(begin)

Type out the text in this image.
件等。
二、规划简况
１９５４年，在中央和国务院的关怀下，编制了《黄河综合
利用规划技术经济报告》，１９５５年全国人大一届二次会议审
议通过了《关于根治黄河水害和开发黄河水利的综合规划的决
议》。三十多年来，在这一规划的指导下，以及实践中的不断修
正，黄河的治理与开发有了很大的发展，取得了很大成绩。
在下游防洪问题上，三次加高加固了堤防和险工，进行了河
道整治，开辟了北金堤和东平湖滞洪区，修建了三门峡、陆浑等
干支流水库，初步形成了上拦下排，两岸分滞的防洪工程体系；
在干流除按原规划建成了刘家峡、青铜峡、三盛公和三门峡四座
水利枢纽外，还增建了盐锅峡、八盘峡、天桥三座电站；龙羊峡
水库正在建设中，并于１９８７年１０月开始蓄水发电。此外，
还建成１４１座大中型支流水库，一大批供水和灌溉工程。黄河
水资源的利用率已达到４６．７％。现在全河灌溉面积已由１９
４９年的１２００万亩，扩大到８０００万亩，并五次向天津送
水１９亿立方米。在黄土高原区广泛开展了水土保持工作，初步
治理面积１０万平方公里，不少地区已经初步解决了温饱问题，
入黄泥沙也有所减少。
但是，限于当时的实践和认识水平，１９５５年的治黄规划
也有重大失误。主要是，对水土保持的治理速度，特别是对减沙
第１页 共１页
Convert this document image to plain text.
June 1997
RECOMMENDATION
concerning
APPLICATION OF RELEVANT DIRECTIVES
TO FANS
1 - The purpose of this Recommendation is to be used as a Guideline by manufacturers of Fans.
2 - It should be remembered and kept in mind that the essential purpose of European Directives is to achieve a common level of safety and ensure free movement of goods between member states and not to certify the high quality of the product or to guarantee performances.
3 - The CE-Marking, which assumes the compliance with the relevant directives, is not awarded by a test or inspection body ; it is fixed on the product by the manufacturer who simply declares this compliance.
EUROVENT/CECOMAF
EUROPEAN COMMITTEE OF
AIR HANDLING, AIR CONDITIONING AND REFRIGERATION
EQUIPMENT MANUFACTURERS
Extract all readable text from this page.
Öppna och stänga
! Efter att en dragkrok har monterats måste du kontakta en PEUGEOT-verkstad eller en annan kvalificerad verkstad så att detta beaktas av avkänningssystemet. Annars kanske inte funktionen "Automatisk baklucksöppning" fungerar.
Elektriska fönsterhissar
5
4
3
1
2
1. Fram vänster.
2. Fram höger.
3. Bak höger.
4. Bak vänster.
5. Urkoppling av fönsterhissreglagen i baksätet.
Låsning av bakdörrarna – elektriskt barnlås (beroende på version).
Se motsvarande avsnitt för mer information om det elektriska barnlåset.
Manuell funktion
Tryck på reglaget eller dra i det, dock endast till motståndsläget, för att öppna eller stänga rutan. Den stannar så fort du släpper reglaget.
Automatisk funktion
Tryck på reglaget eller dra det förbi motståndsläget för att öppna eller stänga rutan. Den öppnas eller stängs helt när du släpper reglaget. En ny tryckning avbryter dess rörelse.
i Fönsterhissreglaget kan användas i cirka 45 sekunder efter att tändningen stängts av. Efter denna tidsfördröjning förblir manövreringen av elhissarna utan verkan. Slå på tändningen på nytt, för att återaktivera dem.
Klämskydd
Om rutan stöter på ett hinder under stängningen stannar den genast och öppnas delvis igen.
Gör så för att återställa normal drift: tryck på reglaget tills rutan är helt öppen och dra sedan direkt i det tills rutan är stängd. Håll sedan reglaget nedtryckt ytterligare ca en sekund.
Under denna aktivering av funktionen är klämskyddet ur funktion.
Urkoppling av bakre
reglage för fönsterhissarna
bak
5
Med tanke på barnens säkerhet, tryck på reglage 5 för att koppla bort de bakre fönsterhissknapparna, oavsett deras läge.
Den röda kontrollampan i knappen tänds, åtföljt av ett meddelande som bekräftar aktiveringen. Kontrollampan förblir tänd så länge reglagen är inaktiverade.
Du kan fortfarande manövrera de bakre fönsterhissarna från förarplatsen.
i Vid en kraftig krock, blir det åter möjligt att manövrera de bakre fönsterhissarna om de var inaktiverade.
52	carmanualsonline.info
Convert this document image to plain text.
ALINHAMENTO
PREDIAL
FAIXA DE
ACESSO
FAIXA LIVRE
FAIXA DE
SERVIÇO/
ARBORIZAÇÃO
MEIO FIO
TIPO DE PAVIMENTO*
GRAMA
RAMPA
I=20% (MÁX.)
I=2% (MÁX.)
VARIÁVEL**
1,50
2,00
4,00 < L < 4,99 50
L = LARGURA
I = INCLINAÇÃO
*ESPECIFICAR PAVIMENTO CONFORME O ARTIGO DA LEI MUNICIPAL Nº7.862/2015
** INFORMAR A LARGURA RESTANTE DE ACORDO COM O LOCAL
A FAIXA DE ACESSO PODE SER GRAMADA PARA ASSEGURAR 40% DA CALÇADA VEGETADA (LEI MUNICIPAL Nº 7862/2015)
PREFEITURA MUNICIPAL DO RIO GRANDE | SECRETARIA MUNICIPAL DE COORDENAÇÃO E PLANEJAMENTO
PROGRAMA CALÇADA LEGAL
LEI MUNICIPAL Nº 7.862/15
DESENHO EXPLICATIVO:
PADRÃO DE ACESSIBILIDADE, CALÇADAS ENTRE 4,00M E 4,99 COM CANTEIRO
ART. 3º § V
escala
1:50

(end)

Give all the entries again exactly; leave none out.

# Final answer
Type out the text in this image.
件等。
二、规划简况
１９５４年，在中央和国务院的关怀下，编制了《黄河综合
利用规划技术经济报告》，１９５５年全国人大一届二次会议审
议通过了《关于根治黄河水害和开发黄河水利的综合规划的决
议》。三十多年来，在这一规划的指导下，以及实践中的不断修
正，黄河的治理与开发有了很大的发展，取得了很大成绩。
在下游防洪问题上，三次加高加固了堤防和险工，进行了河
道整治，开辟了北金堤和东平湖滞洪区，修建了三门峡、陆浑等
干支流水库，初步形成了上拦下排，两岸分滞的防洪工程体系；
在干流除按原规划建成了刘家峡、青铜峡、三盛公和三门峡四座
水利枢纽外，还增建了盐锅峡、八盘峡、天桥三座电站；龙羊峡
水库正在建设中，并于１９８７年１０月开始蓄水发电。此外，
还建成１４１座大中型支流水库，一大批供水和灌溉工程。黄河
水资源的利用率已达到４６．７％。现在全河灌溉面积已由１９
４９年的１２００万亩，扩大到８０００万亩，并五次向天津送
水１９亿立方米。在黄土高原区广泛开展了水土保持工作，初步
治理面积１０万平方公里，不少地区已经初步解决了温饱问题，
入黄泥沙也有所减少。
但是，限于当时的实践和认识水平，１９５５年的治黄规划
也有重大失误。主要是，对水土保持的治理速度，特别是对减沙
第１页 共１页
Convert this document image to plain text.
June 1997
RECOMMENDATION
concerning
APPLICATION OF RELEVANT DIRECTIVES
TO FANS
1 - The purpose of this Recommendation is to be used as a Guideline by manufacturers of Fans.
2 - It should be remembered and kept in mind that the essential purpose of European Directives is to achieve a common level of safety and ensure free movement of goods between member states and not to certify the high quality of the product or to guarantee performances.
3 - The CE-Marking, which assumes the compliance with the relevant directives, is not awarded by a test or inspection body ; it is fixed on the product by the manufacturer who simply declares this compliance.
EUROVENT/CECOMAF
EUROPEAN COMMITTEE OF
AIR HANDLING, AIR CONDITIONING AND REFRIGERATION
EQUIPMENT MANUFACTURERS
Extract all readable text from this page.
Öppna och stänga
! Efter att en dragkrok har monterats måste du kontakta en PEUGEOT-verkstad eller en annan kvalificerad verkstad så att detta beaktas av avkänningssystemet. Annars kanske inte funktionen "Automatisk baklucksöppning" fungerar.
Elektriska fönsterhissar
5
4
3
1
2
1. Fram vänster.
2. Fram höger.
3. Bak höger.
4. Bak vänster.
5. Urkoppling av fönsterhissreglagen i baksätet.
Låsning av bakdörrarna – elektriskt barnlås (beroende på version).
Se motsvarande avsnitt för mer information om det elektriska barnlåset.
Manuell funktion
Tryck på reglaget eller dra i det, dock endast till motståndsläget, för att öppna eller stänga rutan. Den stannar så fort du släpper reglaget.
Automatisk funktion
Tryck på reglaget eller dra det förbi motståndsläget för att öppna eller stänga rutan. Den öppnas eller stängs helt när du släpper reglaget. En ny tryckning avbryter dess rörelse.
i Fönsterhissreglaget kan användas i cirka 45 sekunder efter att tändningen stängts av. Efter denna tidsfördröjning förblir manövreringen av elhissarna utan verkan. Slå på tändningen på nytt, för att återaktivera dem.
Klämskydd
Om rutan stöter på ett hinder under stängningen stannar den genast och öppnas delvis igen.
Gör så för att återställa normal drift: tryck på reglaget tills rutan är helt öppen och dra sedan direkt i det tills rutan är stängd. Håll sedan reglaget nedtryckt ytterligare ca en sekund.
Under denna aktivering av funktionen är klämskyddet ur funktion.
Urkoppling av bakre
reglage för fönsterhissarna
bak
5
Med tanke på barnens säkerhet, tryck på reglage 5 för att koppla bort de bakre fönsterhissknapparna, oavsett deras läge.
Den röda kontrollampan i knappen tänds, åtföljt av ett meddelande som bekräftar aktiveringen. Kontrollampan förblir tänd så länge reglagen är inaktiverade.
Du kan fortfarande manövrera de bakre fönsterhissarna från förarplatsen.
i Vid en kraftig krock, blir det åter möjligt att manövrera de bakre fönsterhissarna om de var inaktiverade.
52	carmanualsonline.info
Convert this document image to plain text.
ALINHAMENTO
PREDIAL
FAIXA DE
ACESSO
FAIXA LIVRE
FAIXA DE
SERVIÇO/
ARBORIZAÇÃO
MEIO FIO
TIPO DE PAVIMENTO*
GRAMA
RAMPA
I=20% (MÁX.)
I=2% (MÁX.)
VARIÁVEL**
1,50
2,00
4,00 < L < 4,99 50
L = LARGURA
I = INCLINAÇÃO
*ESPECIFICAR PAVIMENTO CONFORME O ARTIGO DA LEI MUNICIPAL Nº7.862/2015
** INFORMAR A LARGURA RESTANTE DE ACORDO COM O LOCAL
A FAIXA DE ACESSO PODE SER GRAMADA PARA ASSEGURAR 40% DA CALÇADA VEGETADA (LEI MUNICIPAL Nº 7862/2015)
PREFEITURA MUNICIPAL DO RIO GRANDE | SECRETARIA MUNICIPAL DE COORDENAÇÃO E PLANEJAMENTO
PROGRAMA CALÇADA LEGAL
LEI MUNICIPAL Nº 7.862/15
DESENHO EXPLICATIVO:
PADRÃO DE ACESSIBILIDADE, CALÇADAS ENTRE 4,00M E 4,99 COM CANTEIRO
ART. 3º § V
escala
1:50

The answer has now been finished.